## Begin

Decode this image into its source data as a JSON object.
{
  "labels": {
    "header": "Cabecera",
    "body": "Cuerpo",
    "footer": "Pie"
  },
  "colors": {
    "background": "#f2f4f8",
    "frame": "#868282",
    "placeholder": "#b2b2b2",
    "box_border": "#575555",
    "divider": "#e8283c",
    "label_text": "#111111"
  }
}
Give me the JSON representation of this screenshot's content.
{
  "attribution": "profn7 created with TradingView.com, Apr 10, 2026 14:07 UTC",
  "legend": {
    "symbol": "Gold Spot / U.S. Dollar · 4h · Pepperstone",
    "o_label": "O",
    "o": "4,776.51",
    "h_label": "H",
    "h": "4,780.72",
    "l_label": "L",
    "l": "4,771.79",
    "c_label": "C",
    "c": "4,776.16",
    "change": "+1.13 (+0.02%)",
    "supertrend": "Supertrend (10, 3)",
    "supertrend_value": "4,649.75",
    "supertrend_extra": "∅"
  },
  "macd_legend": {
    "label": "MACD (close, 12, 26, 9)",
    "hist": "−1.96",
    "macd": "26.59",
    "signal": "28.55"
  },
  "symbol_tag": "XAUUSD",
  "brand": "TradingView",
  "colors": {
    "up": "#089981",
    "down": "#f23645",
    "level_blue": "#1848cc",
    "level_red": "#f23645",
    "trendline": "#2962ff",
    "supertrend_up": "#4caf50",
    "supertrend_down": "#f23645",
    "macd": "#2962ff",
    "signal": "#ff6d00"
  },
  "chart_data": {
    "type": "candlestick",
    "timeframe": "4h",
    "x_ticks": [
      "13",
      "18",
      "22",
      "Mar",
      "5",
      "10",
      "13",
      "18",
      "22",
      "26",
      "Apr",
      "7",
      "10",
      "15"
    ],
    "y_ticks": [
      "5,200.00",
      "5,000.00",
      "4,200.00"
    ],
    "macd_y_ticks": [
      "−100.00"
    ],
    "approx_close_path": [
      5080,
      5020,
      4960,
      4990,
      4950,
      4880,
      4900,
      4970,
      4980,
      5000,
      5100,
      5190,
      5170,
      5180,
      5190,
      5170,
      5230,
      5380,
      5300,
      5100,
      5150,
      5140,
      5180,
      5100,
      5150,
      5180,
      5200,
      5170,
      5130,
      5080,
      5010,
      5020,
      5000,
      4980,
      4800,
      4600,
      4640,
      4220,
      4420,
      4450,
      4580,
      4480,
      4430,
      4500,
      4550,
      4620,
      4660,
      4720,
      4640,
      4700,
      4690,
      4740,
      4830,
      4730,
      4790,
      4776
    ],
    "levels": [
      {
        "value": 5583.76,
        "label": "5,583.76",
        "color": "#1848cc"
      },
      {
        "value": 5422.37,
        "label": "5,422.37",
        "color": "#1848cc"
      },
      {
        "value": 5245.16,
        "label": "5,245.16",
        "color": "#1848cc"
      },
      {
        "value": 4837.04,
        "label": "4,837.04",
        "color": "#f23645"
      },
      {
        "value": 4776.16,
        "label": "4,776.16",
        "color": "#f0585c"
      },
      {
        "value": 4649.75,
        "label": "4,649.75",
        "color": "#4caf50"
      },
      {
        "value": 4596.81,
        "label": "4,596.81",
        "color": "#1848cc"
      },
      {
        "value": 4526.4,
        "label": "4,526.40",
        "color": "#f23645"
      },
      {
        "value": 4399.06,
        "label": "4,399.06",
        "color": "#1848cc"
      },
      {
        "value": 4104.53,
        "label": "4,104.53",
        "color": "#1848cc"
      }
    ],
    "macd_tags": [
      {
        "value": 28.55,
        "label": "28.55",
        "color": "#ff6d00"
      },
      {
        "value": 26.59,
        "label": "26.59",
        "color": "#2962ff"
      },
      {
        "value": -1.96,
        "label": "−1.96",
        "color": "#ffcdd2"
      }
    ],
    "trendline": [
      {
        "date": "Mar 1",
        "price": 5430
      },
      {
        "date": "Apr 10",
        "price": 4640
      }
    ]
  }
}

## End

STATED TASK | Reproduce every entry shown above, precisely as it stands.

FINAL RESULT |
Decode this image into its source data as a JSON object.
{
  "labels": {
    "header": "Cabecera",
    "body": "Cuerpo",
    "footer": "Pie"
  },
  "colors": {
    "background": "#f2f4f8",
    "frame": "#868282",
    "placeholder": "#b2b2b2",
    "box_border": "#575555",
    "divider": "#e8283c",
    "label_text": "#111111"
  }
}
Give me the JSON representation of this screenshot's content.
{
  "attribution": "profn7 created with TradingView.com, Apr 10, 2026 14:07 UTC",
  "legend": {
    "symbol": "Gold Spot / U.S. Dollar · 4h · Pepperstone",
    "o_label": "O",
    "o": "4,776.51",
    "h_label": "H",
    "h": "4,780.72",
    "l_label": "L",
    "l": "4,771.79",
    "c_label": "C",
    "c": "4,776.16",
    "change": "+1.13 (+0.02%)",
    "supertrend": "Supertrend (10, 3)",
    "supertrend_value": "4,649.75",
    "supertrend_extra": "∅"
  },
  "macd_legend": {
    "label": "MACD (close, 12, 26, 9)",
    "hist": "−1.96",
    "macd": "26.59",
    "signal": "28.55"
  },
  "symbol_tag": "XAUUSD",
  "brand": "TradingView",
  "colors": {
    "up": "#089981",
    "down": "#f23645",
    "level_blue": "#1848cc",
    "level_red": "#f23645",
    "trendline": "#2962ff",
    "supertrend_up": "#4caf50",
    "supertrend_down": "#f23645",
    "macd": "#2962ff",
    "signal": "#ff6d00"
  },
  "chart_data": {
    "type": "candlestick",
    "timeframe": "4h",
    "x_ticks": [
      "13",
      "18",
      "22",
      "Mar",
      "5",
      "10",
      "13",
      "18",
      "22",
      "26",
      "Apr",
      "7",
      "10",
      "15"
    ],
    "y_ticks": [
      "5,200.00",
      "5,000.00",
      "4,200.00"
    ],
    "macd_y_ticks": [
      "−100.00"
    ],
    "approx_close_path": [
      5080,
      5020,
      4960,
      4990,
      4950,
      4880,
      4900,
      4970,
      4980,
      5000,
      5100,
      5190,
      5170,
      5180,
      5190,
      5170,
      5230,
      5380,
      5300,
      5100,
      5150,
      5140,
      5180,
      5100,
      5150,
      5180,
      5200,
      5170,
      5130,
      5080,
      5010,
      5020,
      5000,
      4980,
      4800,
      4600,
      4640,
      4220,
      4420,
      4450,
      4580,
      4480,
      4430,
      4500,
      4550,
      4620,
      4660,
      4720,
      4640,
      4700,
      4690,
      4740,
      4830,
      4730,
      4790,
      4776
    ],
    "levels": [
      {
        "value": 5583.76,
        "label": "5,583.76",
        "color": "#1848cc"
      },
      {
        "value": 5422.37,
        "label": "5,422.37",
        "color": "#1848cc"
      },
      {
        "value": 5245.16,
        "label": "5,245.16",
        "color": "#1848cc"
      },
      {
        "value": 4837.04,
        "label": "4,837.04",
        "color": "#f23645"
      },
      {
        "value": 4776.16,
        "label": "4,776.16",
        "color": "#f0585c"
      },
      {
        "value": 4649.75,
        "label": "4,649.75",
        "color": "#4caf50"
      },
      {
        "value": 4596.81,
        "label": "4,596.81",
        "color": "#1848cc"
      },
      {
        "value": 4526.4,
        "label": "4,526.40",
        "color": "#f23645"
      },
      {
        "value": 4399.06,
        "label": "4,399.06",
        "color": "#1848cc"
      },
      {
        "value": 4104.53,
        "label": "4,104.53",
        "color": "#1848cc"
      }
    ],
    "macd_tags": [
      {
        "value": 28.55,
        "label": "28.55",
        "color": "#ff6d00"
      },
      {
        "value": 26.59,
        "label": "26.59",
        "color": "#2962ff"
      },
      {
        "value": -1.96,
        "label": "−1.96",
        "color": "#ffcdd2"
      }
    ],
    "trendline": [
      {
        "date": "Mar 1",
        "price": 5430
      },
      {
        "date": "Apr 10",
        "price": 4640
      }
    ]
  }
}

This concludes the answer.